**SOURCE RECORDS:**
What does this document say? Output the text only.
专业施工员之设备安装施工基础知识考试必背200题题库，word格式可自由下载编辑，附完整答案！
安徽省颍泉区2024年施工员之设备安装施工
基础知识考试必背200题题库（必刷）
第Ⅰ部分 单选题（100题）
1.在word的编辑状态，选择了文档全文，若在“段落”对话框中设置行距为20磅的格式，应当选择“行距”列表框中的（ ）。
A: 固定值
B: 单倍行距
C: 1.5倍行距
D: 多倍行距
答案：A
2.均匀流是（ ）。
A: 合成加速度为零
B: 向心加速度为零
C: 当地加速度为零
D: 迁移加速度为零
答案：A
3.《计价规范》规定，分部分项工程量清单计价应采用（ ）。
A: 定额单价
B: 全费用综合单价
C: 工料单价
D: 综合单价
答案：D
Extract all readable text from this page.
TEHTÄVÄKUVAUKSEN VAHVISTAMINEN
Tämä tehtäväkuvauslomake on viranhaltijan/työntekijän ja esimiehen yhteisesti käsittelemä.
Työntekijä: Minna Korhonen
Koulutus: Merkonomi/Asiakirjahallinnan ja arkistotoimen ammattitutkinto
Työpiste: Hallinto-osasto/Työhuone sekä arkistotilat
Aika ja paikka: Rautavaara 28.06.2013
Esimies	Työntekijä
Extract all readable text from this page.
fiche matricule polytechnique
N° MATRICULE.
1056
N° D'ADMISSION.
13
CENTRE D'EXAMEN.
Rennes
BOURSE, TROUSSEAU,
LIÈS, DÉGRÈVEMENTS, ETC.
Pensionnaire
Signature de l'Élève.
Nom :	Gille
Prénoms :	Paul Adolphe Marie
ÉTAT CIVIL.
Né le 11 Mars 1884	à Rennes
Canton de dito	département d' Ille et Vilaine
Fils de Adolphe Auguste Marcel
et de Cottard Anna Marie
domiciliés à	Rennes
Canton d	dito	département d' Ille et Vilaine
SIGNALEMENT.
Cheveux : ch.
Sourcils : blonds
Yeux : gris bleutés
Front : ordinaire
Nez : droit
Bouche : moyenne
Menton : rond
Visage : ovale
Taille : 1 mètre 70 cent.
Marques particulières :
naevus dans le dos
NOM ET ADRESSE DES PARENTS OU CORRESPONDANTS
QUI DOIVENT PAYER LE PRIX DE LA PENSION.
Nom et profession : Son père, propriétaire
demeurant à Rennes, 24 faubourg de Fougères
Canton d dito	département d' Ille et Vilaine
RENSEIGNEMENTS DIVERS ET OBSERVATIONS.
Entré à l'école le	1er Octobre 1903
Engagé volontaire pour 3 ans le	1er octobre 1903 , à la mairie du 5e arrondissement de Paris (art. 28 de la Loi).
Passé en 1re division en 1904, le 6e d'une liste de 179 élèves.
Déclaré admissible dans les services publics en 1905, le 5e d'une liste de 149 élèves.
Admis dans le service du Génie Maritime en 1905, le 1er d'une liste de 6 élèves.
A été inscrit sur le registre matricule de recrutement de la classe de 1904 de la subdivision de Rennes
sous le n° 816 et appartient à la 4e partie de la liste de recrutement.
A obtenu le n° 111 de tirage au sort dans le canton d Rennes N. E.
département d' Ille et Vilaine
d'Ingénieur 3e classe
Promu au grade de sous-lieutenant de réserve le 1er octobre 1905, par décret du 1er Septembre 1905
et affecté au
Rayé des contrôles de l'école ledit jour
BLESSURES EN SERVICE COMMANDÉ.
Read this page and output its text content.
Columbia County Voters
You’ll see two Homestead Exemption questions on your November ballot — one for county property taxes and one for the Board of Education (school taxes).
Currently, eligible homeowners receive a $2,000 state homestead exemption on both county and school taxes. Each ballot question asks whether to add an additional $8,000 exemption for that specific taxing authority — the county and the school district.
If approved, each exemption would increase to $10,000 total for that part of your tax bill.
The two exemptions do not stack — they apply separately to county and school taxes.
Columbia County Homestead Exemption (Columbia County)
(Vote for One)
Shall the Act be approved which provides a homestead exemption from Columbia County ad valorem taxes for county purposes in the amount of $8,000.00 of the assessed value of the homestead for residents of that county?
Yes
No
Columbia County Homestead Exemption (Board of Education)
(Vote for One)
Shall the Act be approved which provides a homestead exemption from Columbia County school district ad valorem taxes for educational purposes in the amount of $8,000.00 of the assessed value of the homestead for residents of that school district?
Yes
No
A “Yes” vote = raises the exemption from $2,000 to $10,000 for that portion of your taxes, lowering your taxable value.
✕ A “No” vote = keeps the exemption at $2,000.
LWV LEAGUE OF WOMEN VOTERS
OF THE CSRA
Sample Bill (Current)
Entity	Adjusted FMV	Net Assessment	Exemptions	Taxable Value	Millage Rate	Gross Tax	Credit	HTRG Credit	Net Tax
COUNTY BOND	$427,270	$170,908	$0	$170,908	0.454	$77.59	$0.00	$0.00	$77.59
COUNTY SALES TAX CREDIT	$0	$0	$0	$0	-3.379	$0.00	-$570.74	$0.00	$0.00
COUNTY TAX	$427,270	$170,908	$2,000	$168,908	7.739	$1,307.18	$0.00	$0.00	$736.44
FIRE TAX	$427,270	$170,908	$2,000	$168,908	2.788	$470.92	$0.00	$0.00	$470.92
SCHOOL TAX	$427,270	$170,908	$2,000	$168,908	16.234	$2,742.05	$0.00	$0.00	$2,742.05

**WHAT IS NEEDED:**
Extract the complete listing verbatim.

**EXERCISE OUTPUT:**
What does this document say? Output the text only.
专业施工员之设备安装施工基础知识考试必背200题题库，word格式可自由下载编辑，附完整答案！
安徽省颍泉区2024年施工员之设备安装施工
基础知识考试必背200题题库（必刷）
第Ⅰ部分 单选题（100题）
1.在word的编辑状态，选择了文档全文，若在“段落”对话框中设置行距为20磅的格式，应当选择“行距”列表框中的（ ）。
A: 固定值
B: 单倍行距
C: 1.5倍行距
D: 多倍行距
答案：A
2.均匀流是（ ）。
A: 合成加速度为零
B: 向心加速度为零
C: 当地加速度为零
D: 迁移加速度为零
答案：A
3.《计价规范》规定，分部分项工程量清单计价应采用（ ）。
A: 定额单价
B: 全费用综合单价
C: 工料单价
D: 综合单价
答案：D
Extract all readable text from this page.
TEHTÄVÄKUVAUKSEN VAHVISTAMINEN
Tämä tehtäväkuvauslomake on viranhaltijan/työntekijän ja esimiehen yhteisesti käsittelemä.
Työntekijä: Minna Korhonen
Koulutus: Merkonomi/Asiakirjahallinnan ja arkistotoimen ammattitutkinto
Työpiste: Hallinto-osasto/Työhuone sekä arkistotilat
Aika ja paikka: Rautavaara 28.06.2013
Esimies	Työntekijä
Extract all readable text from this page.
fiche matricule polytechnique
N° MATRICULE.
1056
N° D'ADMISSION.
13
CENTRE D'EXAMEN.
Rennes
BOURSE, TROUSSEAU,
LIÈS, DÉGRÈVEMENTS, ETC.
Pensionnaire
Signature de l'Élève.
Nom :	Gille
Prénoms :	Paul Adolphe Marie
ÉTAT CIVIL.
Né le 11 Mars 1884	à Rennes
Canton de dito	département d' Ille et Vilaine
Fils de Adolphe Auguste Marcel
et de Cottard Anna Marie
domiciliés à	Rennes
Canton d	dito	département d' Ille et Vilaine
SIGNALEMENT.
Cheveux : ch.
Sourcils : blonds
Yeux : gris bleutés
Front : ordinaire
Nez : droit
Bouche : moyenne
Menton : rond
Visage : ovale
Taille : 1 mètre 70 cent.
Marques particulières :
naevus dans le dos
NOM ET ADRESSE DES PARENTS OU CORRESPONDANTS
QUI DOIVENT PAYER LE PRIX DE LA PENSION.
Nom et profession : Son père, propriétaire
demeurant à Rennes, 24 faubourg de Fougères
Canton d dito	département d' Ille et Vilaine
RENSEIGNEMENTS DIVERS ET OBSERVATIONS.
Entré à l'école le	1er Octobre 1903
Engagé volontaire pour 3 ans le	1er octobre 1903 , à la mairie du 5e arrondissement de Paris (art. 28 de la Loi).
Passé en 1re division en 1904, le 6e d'une liste de 179 élèves.
Déclaré admissible dans les services publics en 1905, le 5e d'une liste de 149 élèves.
Admis dans le service du Génie Maritime en 1905, le 1er d'une liste de 6 élèves.
A été inscrit sur le registre matricule de recrutement de la classe de 1904 de la subdivision de Rennes
sous le n° 816 et appartient à la 4e partie de la liste de recrutement.
A obtenu le n° 111 de tirage au sort dans le canton d Rennes N. E.
département d' Ille et Vilaine
d'Ingénieur 3e classe
Promu au grade de sous-lieutenant de réserve le 1er octobre 1905, par décret du 1er Septembre 1905
et affecté au
Rayé des contrôles de l'école ledit jour
BLESSURES EN SERVICE COMMANDÉ.
Read this page and output its text content.
Columbia County Voters
You’ll see two Homestead Exemption questions on your November ballot — one for county property taxes and one for the Board of Education (school taxes).
Currently, eligible homeowners receive a $2,000 state homestead exemption on both county and school taxes. Each ballot question asks whether to add an additional $8,000 exemption for that specific taxing authority — the county and the school district.
If approved, each exemption would increase to $10,000 total for that part of your tax bill.
The two exemptions do not stack — they apply separately to county and school taxes.
Columbia County Homestead Exemption (Columbia County)
(Vote for One)
Shall the Act be approved which provides a homestead exemption from Columbia County ad valorem taxes for county purposes in the amount of $8,000.00 of the assessed value of the homestead for residents of that county?
Yes
No
Columbia County Homestead Exemption (Board of Education)
(Vote for One)
Shall the Act be approved which provides a homestead exemption from Columbia County school district ad valorem taxes for educational purposes in the amount of $8,000.00 of the assessed value of the homestead for residents of that school district?
Yes
No
A “Yes” vote = raises the exemption from $2,000 to $10,000 for that portion of your taxes, lowering your taxable value.
✕ A “No” vote = keeps the exemption at $2,000.
LWV LEAGUE OF WOMEN VOTERS
OF THE CSRA
Sample Bill (Current)
Entity	Adjusted FMV	Net Assessment	Exemptions	Taxable Value	Millage Rate	Gross Tax	Credit	HTRG Credit	Net Tax
COUNTY BOND	$427,270	$170,908	$0	$170,908	0.454	$77.59	$0.00	$0.00	$77.59
COUNTY SALES TAX CREDIT	$0	$0	$0	$0	-3.379	$0.00	-$570.74	$0.00	$0.00
COUNTY TAX	$427,270	$170,908	$2,000	$168,908	7.739	$1,307.18	$0.00	$0.00	$736.44
FIRE TAX	$427,270	$170,908	$2,000	$168,908	2.788	$470.92	$0.00	$0.00	$470.92
SCHOOL TAX	$427,270	$170,908	$2,000	$168,908	16.234	$2,742.05	$0.00	$0.00	$2,742.05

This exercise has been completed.